From the listing below, select every line where the word "JSON" appears.

***

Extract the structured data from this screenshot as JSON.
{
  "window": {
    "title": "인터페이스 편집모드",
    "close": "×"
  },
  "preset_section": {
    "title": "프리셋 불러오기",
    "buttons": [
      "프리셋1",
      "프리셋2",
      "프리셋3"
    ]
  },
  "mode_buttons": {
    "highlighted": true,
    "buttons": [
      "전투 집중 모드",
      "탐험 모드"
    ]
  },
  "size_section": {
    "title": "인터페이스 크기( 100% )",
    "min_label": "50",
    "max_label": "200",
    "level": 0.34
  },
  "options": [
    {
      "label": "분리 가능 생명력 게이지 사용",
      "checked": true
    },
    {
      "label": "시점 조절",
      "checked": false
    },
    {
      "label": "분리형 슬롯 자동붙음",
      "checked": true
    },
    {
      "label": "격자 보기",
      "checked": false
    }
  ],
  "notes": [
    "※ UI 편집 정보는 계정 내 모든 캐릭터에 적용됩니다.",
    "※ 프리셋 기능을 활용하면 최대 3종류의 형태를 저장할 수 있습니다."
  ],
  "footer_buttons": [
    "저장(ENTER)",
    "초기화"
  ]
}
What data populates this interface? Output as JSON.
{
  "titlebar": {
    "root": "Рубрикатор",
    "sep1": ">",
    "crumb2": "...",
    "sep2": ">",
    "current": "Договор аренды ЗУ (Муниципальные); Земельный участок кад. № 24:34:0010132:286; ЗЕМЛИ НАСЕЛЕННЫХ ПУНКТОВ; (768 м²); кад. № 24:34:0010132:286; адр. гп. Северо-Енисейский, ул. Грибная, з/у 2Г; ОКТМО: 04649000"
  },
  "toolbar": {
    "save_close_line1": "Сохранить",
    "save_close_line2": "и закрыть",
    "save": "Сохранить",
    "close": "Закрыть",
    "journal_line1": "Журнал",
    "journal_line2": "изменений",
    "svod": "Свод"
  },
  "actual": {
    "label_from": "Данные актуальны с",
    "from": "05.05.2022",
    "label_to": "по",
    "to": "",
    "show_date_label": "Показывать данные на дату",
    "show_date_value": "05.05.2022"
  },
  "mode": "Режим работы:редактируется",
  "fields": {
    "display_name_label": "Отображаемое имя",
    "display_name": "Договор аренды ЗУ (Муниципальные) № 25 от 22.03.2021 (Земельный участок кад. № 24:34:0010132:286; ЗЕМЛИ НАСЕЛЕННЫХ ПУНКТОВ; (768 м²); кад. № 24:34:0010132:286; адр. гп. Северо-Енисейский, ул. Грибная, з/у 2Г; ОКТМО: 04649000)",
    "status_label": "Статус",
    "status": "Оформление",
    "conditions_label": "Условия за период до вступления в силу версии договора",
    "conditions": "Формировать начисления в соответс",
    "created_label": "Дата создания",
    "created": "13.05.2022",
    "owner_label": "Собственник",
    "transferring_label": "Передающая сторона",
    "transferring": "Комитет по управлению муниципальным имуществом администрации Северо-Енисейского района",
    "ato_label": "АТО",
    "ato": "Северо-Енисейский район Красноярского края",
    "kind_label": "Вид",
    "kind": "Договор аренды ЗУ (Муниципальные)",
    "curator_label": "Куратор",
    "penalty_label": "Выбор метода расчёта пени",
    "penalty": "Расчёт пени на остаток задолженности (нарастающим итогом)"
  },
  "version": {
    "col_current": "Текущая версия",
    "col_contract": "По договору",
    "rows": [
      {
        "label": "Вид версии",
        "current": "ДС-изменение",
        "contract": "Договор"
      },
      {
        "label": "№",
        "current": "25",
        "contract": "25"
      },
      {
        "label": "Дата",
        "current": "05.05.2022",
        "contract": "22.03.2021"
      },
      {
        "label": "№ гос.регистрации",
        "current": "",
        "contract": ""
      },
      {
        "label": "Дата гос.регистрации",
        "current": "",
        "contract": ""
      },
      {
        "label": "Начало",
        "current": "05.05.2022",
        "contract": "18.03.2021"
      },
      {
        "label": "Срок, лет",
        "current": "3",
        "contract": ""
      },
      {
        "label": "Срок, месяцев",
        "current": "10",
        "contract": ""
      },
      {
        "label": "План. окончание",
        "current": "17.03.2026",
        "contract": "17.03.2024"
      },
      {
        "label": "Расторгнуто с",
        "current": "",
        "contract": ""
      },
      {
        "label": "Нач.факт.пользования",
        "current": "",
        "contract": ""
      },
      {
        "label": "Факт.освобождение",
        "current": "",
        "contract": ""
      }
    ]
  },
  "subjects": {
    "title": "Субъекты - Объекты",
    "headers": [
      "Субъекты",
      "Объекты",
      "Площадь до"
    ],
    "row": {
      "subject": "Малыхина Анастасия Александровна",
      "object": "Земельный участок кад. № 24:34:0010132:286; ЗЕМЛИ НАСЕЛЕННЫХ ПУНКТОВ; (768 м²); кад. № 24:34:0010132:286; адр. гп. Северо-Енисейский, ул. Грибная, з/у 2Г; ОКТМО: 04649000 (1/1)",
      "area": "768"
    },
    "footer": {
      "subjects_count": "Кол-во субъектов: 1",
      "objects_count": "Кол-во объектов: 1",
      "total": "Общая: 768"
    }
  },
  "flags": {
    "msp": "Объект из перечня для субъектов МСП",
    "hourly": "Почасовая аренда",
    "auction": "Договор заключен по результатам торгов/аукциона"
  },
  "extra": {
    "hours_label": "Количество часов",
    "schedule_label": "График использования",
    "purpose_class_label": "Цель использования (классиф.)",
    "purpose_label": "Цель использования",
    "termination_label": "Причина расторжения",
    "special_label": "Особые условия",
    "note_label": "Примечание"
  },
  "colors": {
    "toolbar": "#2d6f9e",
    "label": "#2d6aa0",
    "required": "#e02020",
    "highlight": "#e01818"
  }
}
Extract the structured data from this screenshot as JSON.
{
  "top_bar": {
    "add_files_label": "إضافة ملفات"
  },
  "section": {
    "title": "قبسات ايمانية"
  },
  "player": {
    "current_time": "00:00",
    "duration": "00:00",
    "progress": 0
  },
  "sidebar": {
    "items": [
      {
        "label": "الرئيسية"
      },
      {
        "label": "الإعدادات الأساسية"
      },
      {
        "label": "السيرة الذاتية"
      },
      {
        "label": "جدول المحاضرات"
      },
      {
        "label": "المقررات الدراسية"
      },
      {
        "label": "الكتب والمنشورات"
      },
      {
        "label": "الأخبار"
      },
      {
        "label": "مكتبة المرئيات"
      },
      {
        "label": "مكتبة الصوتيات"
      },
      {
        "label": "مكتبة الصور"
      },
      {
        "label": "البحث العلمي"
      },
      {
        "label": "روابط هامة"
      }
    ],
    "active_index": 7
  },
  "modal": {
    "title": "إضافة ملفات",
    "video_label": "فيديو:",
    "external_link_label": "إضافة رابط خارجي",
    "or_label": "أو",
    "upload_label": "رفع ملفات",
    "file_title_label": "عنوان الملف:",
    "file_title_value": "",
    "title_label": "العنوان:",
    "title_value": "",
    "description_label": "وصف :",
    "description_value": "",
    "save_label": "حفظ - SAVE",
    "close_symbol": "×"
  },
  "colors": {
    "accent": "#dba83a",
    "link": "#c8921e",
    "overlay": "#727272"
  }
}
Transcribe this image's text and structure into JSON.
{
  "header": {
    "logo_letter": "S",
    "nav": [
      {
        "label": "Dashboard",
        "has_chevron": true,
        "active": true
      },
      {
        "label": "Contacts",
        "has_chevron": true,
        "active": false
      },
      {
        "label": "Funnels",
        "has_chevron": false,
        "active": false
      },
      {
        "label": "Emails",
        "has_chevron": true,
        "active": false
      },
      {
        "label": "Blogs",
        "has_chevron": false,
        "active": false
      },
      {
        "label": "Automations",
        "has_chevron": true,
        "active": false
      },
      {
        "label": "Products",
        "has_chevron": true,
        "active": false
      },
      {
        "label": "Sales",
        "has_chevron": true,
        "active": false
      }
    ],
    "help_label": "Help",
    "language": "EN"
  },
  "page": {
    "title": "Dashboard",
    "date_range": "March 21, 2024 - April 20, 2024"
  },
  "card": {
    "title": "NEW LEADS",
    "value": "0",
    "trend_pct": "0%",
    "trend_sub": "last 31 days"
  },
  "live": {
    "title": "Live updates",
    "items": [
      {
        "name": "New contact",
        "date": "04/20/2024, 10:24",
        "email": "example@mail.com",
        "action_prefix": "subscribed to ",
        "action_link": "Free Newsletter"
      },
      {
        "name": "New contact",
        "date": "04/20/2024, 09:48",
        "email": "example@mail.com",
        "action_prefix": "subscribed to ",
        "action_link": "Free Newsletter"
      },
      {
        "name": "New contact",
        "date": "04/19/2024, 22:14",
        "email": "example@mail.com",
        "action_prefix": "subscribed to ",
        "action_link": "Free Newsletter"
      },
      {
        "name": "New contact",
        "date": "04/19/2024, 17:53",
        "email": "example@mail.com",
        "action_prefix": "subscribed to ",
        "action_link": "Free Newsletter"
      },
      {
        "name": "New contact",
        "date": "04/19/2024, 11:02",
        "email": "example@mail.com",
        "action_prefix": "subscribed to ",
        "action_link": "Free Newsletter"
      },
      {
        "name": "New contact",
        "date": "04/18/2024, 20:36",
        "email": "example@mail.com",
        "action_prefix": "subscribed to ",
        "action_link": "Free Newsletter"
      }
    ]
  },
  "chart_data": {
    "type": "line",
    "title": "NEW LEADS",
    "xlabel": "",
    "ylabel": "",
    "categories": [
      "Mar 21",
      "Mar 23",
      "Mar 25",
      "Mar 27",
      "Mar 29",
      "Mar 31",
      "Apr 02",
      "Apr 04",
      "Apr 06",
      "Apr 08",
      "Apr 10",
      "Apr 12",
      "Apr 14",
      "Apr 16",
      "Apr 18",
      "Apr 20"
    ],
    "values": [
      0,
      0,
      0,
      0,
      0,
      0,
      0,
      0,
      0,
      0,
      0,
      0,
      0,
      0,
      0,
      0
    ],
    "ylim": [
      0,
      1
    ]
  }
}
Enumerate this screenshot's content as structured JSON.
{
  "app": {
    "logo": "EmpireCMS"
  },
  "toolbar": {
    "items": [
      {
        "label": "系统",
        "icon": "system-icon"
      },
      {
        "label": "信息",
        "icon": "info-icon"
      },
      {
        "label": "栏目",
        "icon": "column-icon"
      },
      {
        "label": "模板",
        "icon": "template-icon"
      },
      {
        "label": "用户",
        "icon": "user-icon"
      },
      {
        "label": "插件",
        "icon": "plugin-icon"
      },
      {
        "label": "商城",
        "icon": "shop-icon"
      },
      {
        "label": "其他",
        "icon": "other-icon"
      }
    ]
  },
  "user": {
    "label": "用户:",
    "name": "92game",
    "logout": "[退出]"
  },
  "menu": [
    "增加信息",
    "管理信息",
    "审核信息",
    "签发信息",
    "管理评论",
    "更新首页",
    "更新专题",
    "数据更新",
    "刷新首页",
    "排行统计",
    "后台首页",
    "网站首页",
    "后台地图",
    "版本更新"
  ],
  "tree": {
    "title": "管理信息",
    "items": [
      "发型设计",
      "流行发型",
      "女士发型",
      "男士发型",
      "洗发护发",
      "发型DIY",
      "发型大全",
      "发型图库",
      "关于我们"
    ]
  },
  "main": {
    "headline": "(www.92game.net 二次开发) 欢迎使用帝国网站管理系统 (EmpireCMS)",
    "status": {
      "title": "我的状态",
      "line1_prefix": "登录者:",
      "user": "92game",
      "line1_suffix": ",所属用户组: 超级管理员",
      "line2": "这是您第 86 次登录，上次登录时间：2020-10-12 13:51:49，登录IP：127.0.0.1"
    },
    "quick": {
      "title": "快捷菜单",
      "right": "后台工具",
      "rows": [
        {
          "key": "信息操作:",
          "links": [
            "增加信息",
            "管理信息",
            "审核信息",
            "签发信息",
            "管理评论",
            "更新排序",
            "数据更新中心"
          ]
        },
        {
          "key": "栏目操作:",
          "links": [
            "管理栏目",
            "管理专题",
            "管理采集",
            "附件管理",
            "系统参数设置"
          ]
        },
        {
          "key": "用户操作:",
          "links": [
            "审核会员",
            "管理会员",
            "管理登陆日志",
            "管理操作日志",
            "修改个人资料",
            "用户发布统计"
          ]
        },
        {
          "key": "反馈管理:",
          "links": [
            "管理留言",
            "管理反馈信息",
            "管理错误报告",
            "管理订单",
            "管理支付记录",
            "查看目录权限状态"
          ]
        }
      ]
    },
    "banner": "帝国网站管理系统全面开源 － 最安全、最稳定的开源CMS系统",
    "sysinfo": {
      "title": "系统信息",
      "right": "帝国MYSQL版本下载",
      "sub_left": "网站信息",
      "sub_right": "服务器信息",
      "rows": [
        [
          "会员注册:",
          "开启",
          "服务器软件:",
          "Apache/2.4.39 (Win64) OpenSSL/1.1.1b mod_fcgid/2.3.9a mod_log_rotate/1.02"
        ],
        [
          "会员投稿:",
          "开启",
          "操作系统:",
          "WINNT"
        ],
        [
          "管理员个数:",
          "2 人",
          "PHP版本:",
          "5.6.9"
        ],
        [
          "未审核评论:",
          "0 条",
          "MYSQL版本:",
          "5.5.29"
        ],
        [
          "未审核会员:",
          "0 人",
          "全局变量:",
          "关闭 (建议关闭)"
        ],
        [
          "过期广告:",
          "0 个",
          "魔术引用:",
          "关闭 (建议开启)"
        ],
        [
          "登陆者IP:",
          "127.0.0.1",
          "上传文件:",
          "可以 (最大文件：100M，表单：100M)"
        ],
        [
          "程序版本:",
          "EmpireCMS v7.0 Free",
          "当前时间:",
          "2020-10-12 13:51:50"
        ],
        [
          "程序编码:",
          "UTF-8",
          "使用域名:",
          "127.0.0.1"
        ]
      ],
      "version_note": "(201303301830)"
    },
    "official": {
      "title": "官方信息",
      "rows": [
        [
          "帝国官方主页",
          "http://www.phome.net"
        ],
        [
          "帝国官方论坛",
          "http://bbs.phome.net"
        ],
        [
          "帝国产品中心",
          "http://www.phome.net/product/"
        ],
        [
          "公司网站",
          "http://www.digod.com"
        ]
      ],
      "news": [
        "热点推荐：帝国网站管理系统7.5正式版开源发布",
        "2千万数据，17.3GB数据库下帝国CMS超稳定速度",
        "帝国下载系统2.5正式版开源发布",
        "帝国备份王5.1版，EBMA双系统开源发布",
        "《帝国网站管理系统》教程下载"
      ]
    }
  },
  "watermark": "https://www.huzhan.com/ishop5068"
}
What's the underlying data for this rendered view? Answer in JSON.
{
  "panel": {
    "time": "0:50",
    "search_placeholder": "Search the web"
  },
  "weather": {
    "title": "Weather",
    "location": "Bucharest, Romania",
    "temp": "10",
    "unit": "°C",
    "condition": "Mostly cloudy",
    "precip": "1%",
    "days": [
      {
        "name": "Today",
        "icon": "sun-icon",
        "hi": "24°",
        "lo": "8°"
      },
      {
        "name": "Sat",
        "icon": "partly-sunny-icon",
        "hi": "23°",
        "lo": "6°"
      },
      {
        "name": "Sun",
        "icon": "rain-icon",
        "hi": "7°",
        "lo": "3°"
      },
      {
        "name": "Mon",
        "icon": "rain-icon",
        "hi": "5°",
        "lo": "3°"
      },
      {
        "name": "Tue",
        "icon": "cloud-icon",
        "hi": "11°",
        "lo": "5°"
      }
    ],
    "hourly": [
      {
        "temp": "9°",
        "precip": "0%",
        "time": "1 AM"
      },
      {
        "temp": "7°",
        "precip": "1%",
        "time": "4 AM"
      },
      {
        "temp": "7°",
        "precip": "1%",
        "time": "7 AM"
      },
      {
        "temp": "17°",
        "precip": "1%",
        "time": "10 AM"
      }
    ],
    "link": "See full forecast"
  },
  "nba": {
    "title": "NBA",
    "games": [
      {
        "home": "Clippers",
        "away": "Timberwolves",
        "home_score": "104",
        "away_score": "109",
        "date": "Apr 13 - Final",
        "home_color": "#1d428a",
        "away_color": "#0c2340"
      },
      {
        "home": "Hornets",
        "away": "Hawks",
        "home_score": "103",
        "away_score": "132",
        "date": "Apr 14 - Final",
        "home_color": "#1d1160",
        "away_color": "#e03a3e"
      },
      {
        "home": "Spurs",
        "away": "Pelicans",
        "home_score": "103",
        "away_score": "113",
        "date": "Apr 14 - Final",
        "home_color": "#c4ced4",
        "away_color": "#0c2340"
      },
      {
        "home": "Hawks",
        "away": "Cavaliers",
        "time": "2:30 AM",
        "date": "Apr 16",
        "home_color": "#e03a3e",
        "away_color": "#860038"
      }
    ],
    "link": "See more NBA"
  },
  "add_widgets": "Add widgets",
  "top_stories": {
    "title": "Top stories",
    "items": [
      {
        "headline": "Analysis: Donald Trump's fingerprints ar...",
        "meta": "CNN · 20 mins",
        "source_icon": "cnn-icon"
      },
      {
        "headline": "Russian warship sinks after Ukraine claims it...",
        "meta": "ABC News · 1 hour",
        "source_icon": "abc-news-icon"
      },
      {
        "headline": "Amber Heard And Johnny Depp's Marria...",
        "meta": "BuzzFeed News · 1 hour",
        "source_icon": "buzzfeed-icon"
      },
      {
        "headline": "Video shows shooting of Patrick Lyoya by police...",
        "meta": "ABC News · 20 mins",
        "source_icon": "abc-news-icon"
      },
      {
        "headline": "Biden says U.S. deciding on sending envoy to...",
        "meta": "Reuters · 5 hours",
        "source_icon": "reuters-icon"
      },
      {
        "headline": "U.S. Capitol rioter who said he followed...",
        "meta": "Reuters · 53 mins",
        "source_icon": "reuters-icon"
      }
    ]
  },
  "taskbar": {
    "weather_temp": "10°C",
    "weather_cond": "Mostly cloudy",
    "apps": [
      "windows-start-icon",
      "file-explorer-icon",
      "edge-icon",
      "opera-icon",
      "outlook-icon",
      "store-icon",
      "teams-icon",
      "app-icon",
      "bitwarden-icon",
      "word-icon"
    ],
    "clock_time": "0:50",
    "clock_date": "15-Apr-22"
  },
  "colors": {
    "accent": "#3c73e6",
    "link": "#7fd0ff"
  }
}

***

## Task result:
Extract the structured data from this screenshot as JSON.
What data populates this interface? Output as JSON.
Extract the structured data from this screenshot as JSON.
Transcribe this image's text and structure into JSON.
Enumerate this screenshot's content as structured JSON.
What's the underlying data for this rendered view? Answer in JSON.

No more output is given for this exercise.